:: WRITTEN INSTRUCTION ::
Copy out the data below as written; omit any images.

:: DATA ROWS ::
···

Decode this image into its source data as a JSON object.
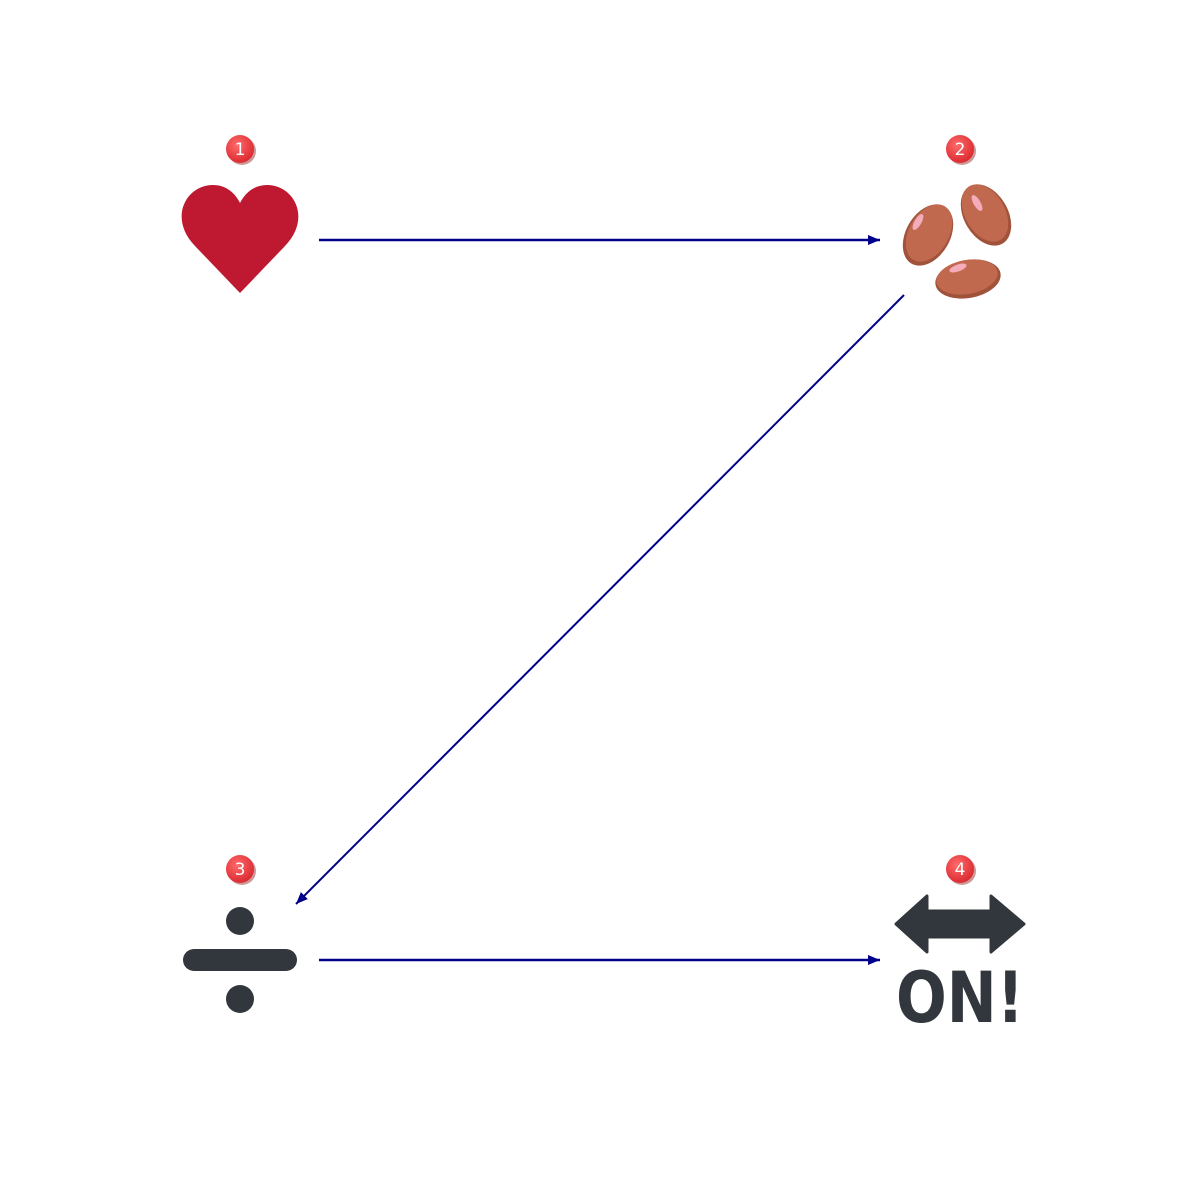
{
  "diagram": {
    "nodes": [
      {
        "id": "1",
        "badge": "1",
        "icon": "red-heart-icon"
      },
      {
        "id": "2",
        "badge": "2",
        "icon": "beans-icon"
      },
      {
        "id": "3",
        "badge": "3",
        "icon": "division-sign-icon"
      },
      {
        "id": "4",
        "badge": "4",
        "icon": "on-arrow-icon",
        "text": "ON!"
      }
    ],
    "edges": [
      {
        "from": "1",
        "to": "2"
      },
      {
        "from": "2",
        "to": "3"
      },
      {
        "from": "3",
        "to": "4"
      }
    ],
    "colors": {
      "arrow": "#00008b",
      "badge": "#e8333a",
      "heart": "#be1931",
      "bean": "#c1694f",
      "bean_highlight": "#f4abba",
      "icon_dark": "#31373d"
    }
  }
}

···

:: ANSWER BELOW ::
Decode this image into its source data as a JSON object.
{
  "diagram": {
    "nodes": [
      {
        "id": "1",
        "badge": "1",
        "icon": "red-heart-icon"
      },
      {
        "id": "2",
        "badge": "2",
        "icon": "beans-icon"
      },
      {
        "id": "3",
        "badge": "3",
        "icon": "division-sign-icon"
      },
      {
        "id": "4",
        "badge": "4",
        "icon": "on-arrow-icon",
        "text": "ON!"
      }
    ],
    "edges": [
      {
        "from": "1",
        "to": "2"
      },
      {
        "from": "2",
        "to": "3"
      },
      {
        "from": "3",
        "to": "4"
      }
    ],
    "colors": {
      "arrow": "#00008b",
      "badge": "#e8333a",
      "heart": "#be1931",
      "bean": "#c1694f",
      "bean_highlight": "#f4abba",
      "icon_dark": "#31373d"
    }
  }
}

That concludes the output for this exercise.